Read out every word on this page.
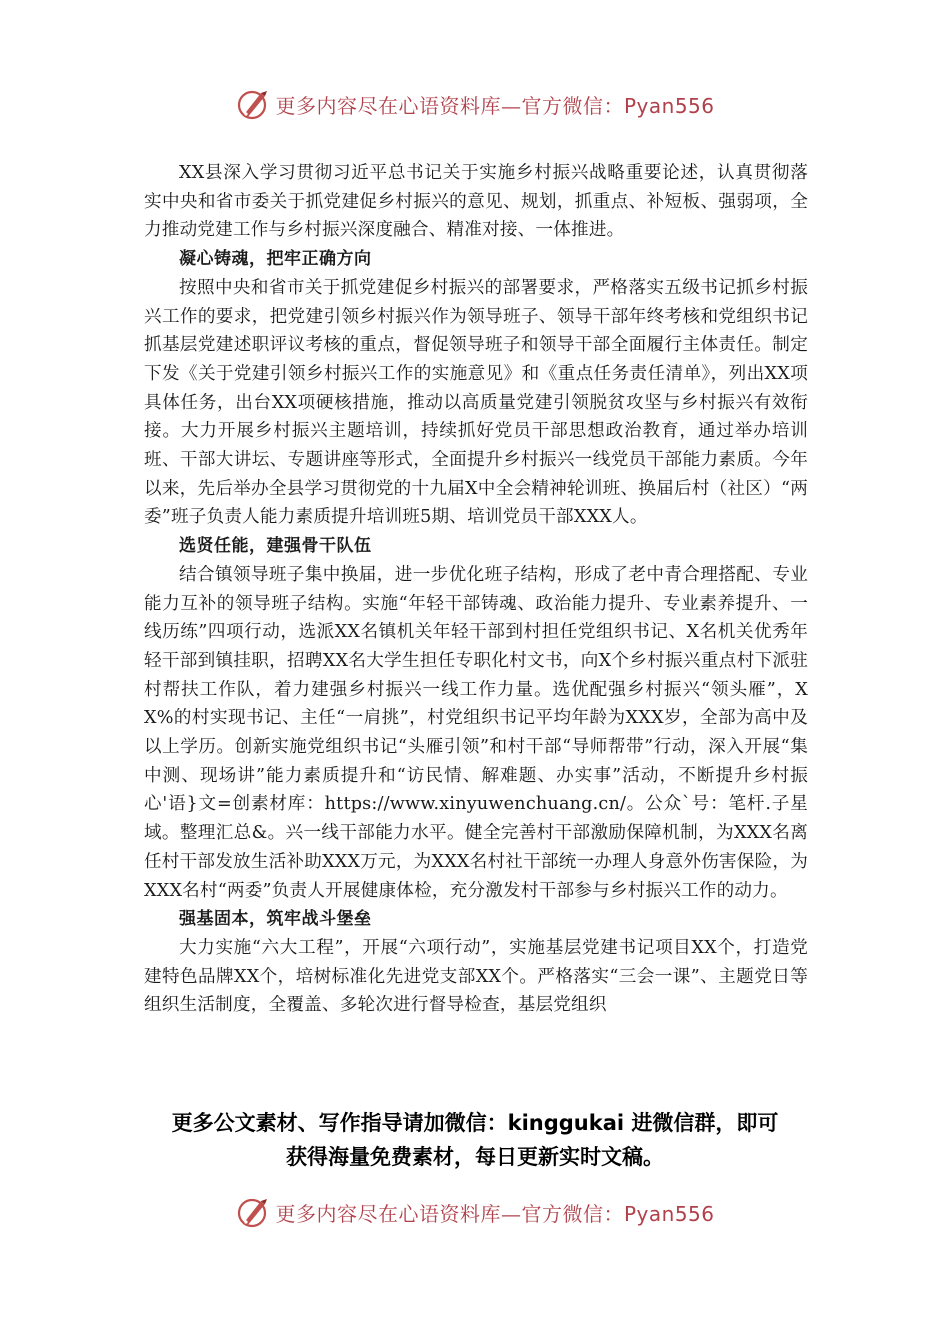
更多内容尽在心语资料库—官方微信：Pyan556

XX县深入学习贯彻习近平总书记关于实施乡村振兴战略重要论述，认真贯彻落实中央和省市委关于抓党建促乡村振兴的意见、规划，抓重点、补短板、强弱项，全力推动党建工作与乡村振兴深度融合、精准对接、一体推进。

凝心铸魂，把牢正确方向

按照中央和省市关于抓党建促乡村振兴的部署要求，严格落实五级书记抓乡村振兴工作的要求，把党建引领乡村振兴作为领导班子、领导干部年终考核和党组织书记抓基层党建述职评议考核的重点，督促领导班子和领导干部全面履行主体责任。制定下发《关于党建引领乡村振兴工作的实施意见》和《重点任务责任清单》，列出XX项具体任务，出台XX项硬核措施，推动以高质量党建引领脱贫攻坚与乡村振兴有效衔接。大力开展乡村振兴主题培训，持续抓好党员干部思想政治教育，通过举办培训班、干部大讲坛、专题讲座等形式，全面提升乡村振兴一线党员干部能力素质。今年以来，先后举办全县学习贯彻党的十九届X中全会精神轮训班、换届后村（社区）“两委”班子负责人能力素质提升培训班5期、培训党员干部XXX人。

选贤任能，建强骨干队伍

结合镇领导班子集中换届，进一步优化班子结构，形成了老中青合理搭配、专业能力互补的领导班子结构。实施“年轻干部铸魂、政治能力提升、专业素养提升、一线历练”四项行动，选派XX名镇机关年轻干部到村担任党组织书记、X名机关优秀年轻干部到镇挂职，招聘XX名大学生担任专职化村文书，向X个乡村振兴重点村下派驻村帮扶工作队，着力建强乡村振兴一线工作力量。选优配强乡村振兴“领头雁”，XX%的村实现书记、主任“一肩挑”，村党组织书记平均年龄为XXX岁，全部为高中及以上学历。创新实施党组织书记“头雁引领”和村干部“导师帮带”行动，深入开展“集中测、现场讲”能力素质提升和“访民情、解难题、办实事”活动，不断提升乡村振心'语}文=创素材库：https://www.xinyuwenchuang.cn/。公众`号：笔杆.子星域。整理汇总&。兴一线干部能力水平。健全完善村干部激励保障机制，为XXX名离任村干部发放生活补助XXX万元，为XXX名村社干部统一办理人身意外伤害保险，为XXX名村“两委”负责人开展健康体检，充分激发村干部参与乡村振兴工作的动力。

强基固本，筑牢战斗堡垒

大力实施“六大工程”，开展“六项行动”，实施基层党建书记项目XX个，打造党建特色品牌XX个，培树标准化先进党支部XX个。严格落实“三会一课”、主题党日等组织生活制度，全覆盖、多轮次进行督导检查，基层党组织

更多公文素材、写作指导请加微信：kinggukai 进微信群，即可
获得海量免费素材，每日更新实时文稿。
更多内容尽在心语资料库—官方微信：Pyan556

· · ·

Pictures are excluded; output everything else in the data verbatim.

Read out every word on this page.
更多内容尽在心语资料库—官方微信：Pyan556

XX县深入学习贯彻习近平总书记关于实施乡村振兴战略重要论述，认真贯彻落实中央和省市委关于抓党建促乡村振兴的意见、规划，抓重点、补短板、强弱项，全力推动党建工作与乡村振兴深度融合、精准对接、一体推进。

凝心铸魂，把牢正确方向

按照中央和省市关于抓党建促乡村振兴的部署要求，严格落实五级书记抓乡村振兴工作的要求，把党建引领乡村振兴作为领导班子、领导干部年终考核和党组织书记抓基层党建述职评议考核的重点，督促领导班子和领导干部全面履行主体责任。制定下发《关于党建引领乡村振兴工作的实施意见》和《重点任务责任清单》，列出XX项具体任务，出台XX项硬核措施，推动以高质量党建引领脱贫攻坚与乡村振兴有效衔接。大力开展乡村振兴主题培训，持续抓好党员干部思想政治教育，通过举办培训班、干部大讲坛、专题讲座等形式，全面提升乡村振兴一线党员干部能力素质。今年以来，先后举办全县学习贯彻党的十九届X中全会精神轮训班、换届后村（社区）“两委”班子负责人能力素质提升培训班5期、培训党员干部XXX人。

选贤任能，建强骨干队伍

结合镇领导班子集中换届，进一步优化班子结构，形成了老中青合理搭配、专业能力互补的领导班子结构。实施“年轻干部铸魂、政治能力提升、专业素养提升、一线历练”四项行动，选派XX名镇机关年轻干部到村担任党组织书记、X名机关优秀年轻干部到镇挂职，招聘XX名大学生担任专职化村文书，向X个乡村振兴重点村下派驻村帮扶工作队，着力建强乡村振兴一线工作力量。选优配强乡村振兴“领头雁”，XX%的村实现书记、主任“一肩挑”，村党组织书记平均年龄为XXX岁，全部为高中及以上学历。创新实施党组织书记“头雁引领”和村干部“导师帮带”行动，深入开展“集中测、现场讲”能力素质提升和“访民情、解难题、办实事”活动，不断提升乡村振心'语}文=创素材库：https://www.xinyuwenchuang.cn/。公众`号：笔杆.子星域。整理汇总&。兴一线干部能力水平。健全完善村干部激励保障机制，为XXX名离任村干部发放生活补助XXX万元，为XXX名村社干部统一办理人身意外伤害保险，为XXX名村“两委”负责人开展健康体检，充分激发村干部参与乡村振兴工作的动力。

强基固本，筑牢战斗堡垒

大力实施“六大工程”，开展“六项行动”，实施基层党建书记项目XX个，打造党建特色品牌XX个，培树标准化先进党支部XX个。严格落实“三会一课”、主题党日等组织生活制度，全覆盖、多轮次进行督导检查，基层党组织

更多公文素材、写作指导请加微信：kinggukai 进微信群，即可
获得海量免费素材，每日更新实时文稿。
更多内容尽在心语资料库—官方微信：Pyan556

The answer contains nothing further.